SOURCE EXCERPT:
::::::::

Five Nights at Freddy's

Universal Pictures

This piece was written during the 2023 WGA and SAG-AFTRA strikes.
Without the labor of the writers and actors currently on strike, the movie being covered here wouldn’t exist.

There’s no denying how massively popular Scott Cawthon’s Five Nights at Freddy’s is and continues to attract millions of new gamers worldwide. With its simple design and effective execution, the original game is not only masterfully paced and atmospheric but also damn terrifying. It’s astounding how clicking at multiple cameras and hearing Mike Schmidt’s breaths permeates enough dread to keep anyone glued to their screens, no matter how scared someone may be while playing. 

Of course, a film adaptation was inevitable and languished in development hell for many years, with Gil Kenan and Chris Columbus once attached as directors. The two ultimately left the project and were retooled with Emma Tammi behind the camera. Cawthon, who developed the lore and franchise of Five Nights at Freddy’s, co-wrote the script with Tammi and Seth Cuddeback. While deep-cut references to the game, and overall fandom, are present and could make any fan squeal in total bewilderment when they hear the name “William Afton” or see YouTuber MatPat cameo and drop the word “theory,” they aren’t substitutes for a good story with well-developed characters and fun scares. 

Instead of focusing on what made the game so great (living animatronics who haunt the security guard at night), Tammi, Cawthon, and Cuddeback attempt to do a character study on trauma. Perhaps it would be better suited for a Halloween film (as Jamie Lee Curtis once said, “It’s about trauwma”), but not Five Nights at Freddy’s. In any event, audiences will have to sit through painstaking sequences of exposition where Mike Schmidt (Josh Hutcherson) dreams about his brother (Lucas Grant) getting abducted by William Afton over and over and over again to figure out exactly what The Missing Children, whom the Freddy Fazbear animatronics are controlled by, want from him and his sister, Abby (Piper Rubio). 

Mike recently took a job at Freddy Fazbear’s Pizza, under the counseling of Steve Raglan (Matthew Lillard), and believes he has a stronger connection to his dreams when he SLEEPS at a restaurant with LIVING, BREATHING ANIMATRONICS than at home in his bed. It might’ve been more entertaining if Sharkboy suddenly showed up and went, “Just relax, lay about, or my fist will put you out. Dream, dream, dream, dream, dream, dream,” because most of the movie is focused on Mike attempting to figure out what the “Ghost Kids” want to save Abby instead of him slowly realizing that the animatronics in this chintzy pizzeria are alive and out for blood. 

When Cawthon expanded the Five Nights at Freddy’s franchise, it started overcomplicating itself. The film seems to try and pluck everything from the past decade of Five Nights at Freddy’s lore but never focuses on the singular aspect that made the first game so memorable: it was simple. Of course, there was a deeper story behind it, but the game's core was simple. There were no fluff and drawn-out scenes of exposition. It quickly plunged the gamer inside Freddy Fazbear, who had to figure out how to navigate the environment independently.

::::::::

WHAT IS ASKED:
1. Reproduce verbatim the part of the Five Nights at Freddy's film review that opens with the words containing "Instead of focusing" and closes with "Abby (Piper Rubio).".
2. According to the Five Nights at Freddy's film review, which actor plays Mike Schmidt?
3. Continue the Five Nights at Freddy's film review from its final sentence.

SUPPLIED DATA:

::::::::

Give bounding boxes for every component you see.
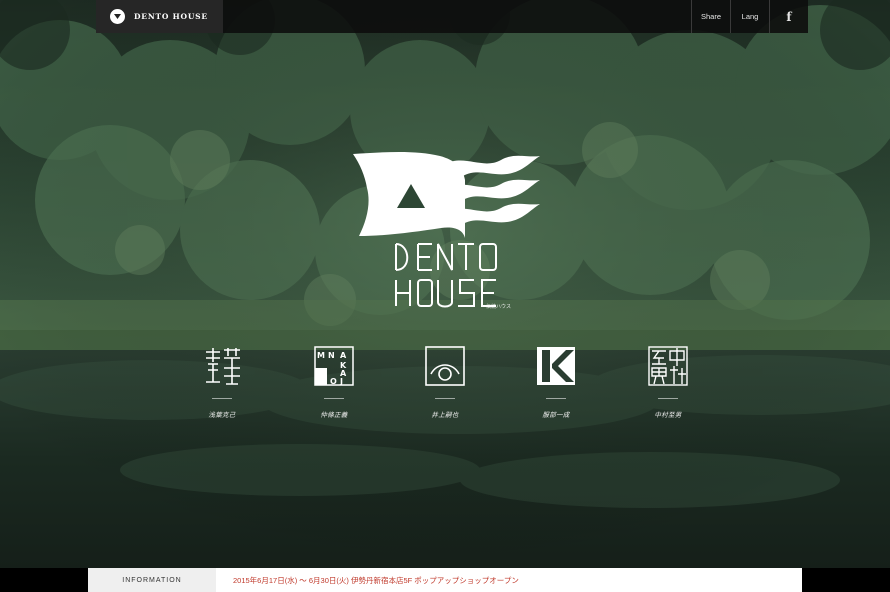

::::::::

OUTPUTS BY TASK:
1.
Instead of focusing on what made the game so great (living animatronics who haunt the security guard at night), Tammi, Cawthon, and Cuddeback attempt to do a character study on trauma. Perhaps it would be better suited for a Halloween film (as Jamie Lee Curtis once said, “It’s about trauwma”), but not Five Nights at Freddy’s. In any event, audiences will have to sit through painstaking sequences of exposition where Mike Schmidt (Josh Hutcherson) dreams about his brother (Lucas Grant) getting abducted by William Afton over and over and over again to figure out exactly what The Missing Children, whom the Freddy Fazbear animatronics are controlled by, want from him and his sister, Abby (Piper Rubio).

2. Josh Hutcherson

3.
Tammi and Cawthon have the recipe for a successful – and simple – horror film. The two do not need to delve too deep into the lore, especially when the first film in a likely planned franchise’s goal is to acclimate audiences to the world’s atmosphere and introduce the characters and main threat in a simple but effective manner. Instead, Five Nights at Freddy’s is too busy with its character study, with Mike frequently citing Dream Theory as a catalyst for his slumber visions. At the same time, Mike’s aunt Jane (Marry Stuart Masterson) is trying to find some dirt on him so his custody of Abby can revert to her. 

Yes, in a Five Nights at Freddy’s movie, there’s an utterly perfunctory subplot involving Mike’s aunt trying to put his nephew in jail, which sees her hired goons ransack Freddy Fazbear’s Pizza as an attempt to paint him as a negligent security guard. It makes no shred of sense, but it at least gives the film its only energetic scene, with Tammi and cinematographer Lyn Moncrief crafting a wide array of creative PG-13 kills, utilizing light and shadows to their advantage instead of directly cutting away from the violence, like Blumhouse’s M3GAN, which frequently wanted to be gruesome, but never did. Five Nights at Freddy’s is not a particularly scary movie. At least it tries to set a decent atmosphere, and some of the kills in that sequence mentioned above definitely push the limits of that rating.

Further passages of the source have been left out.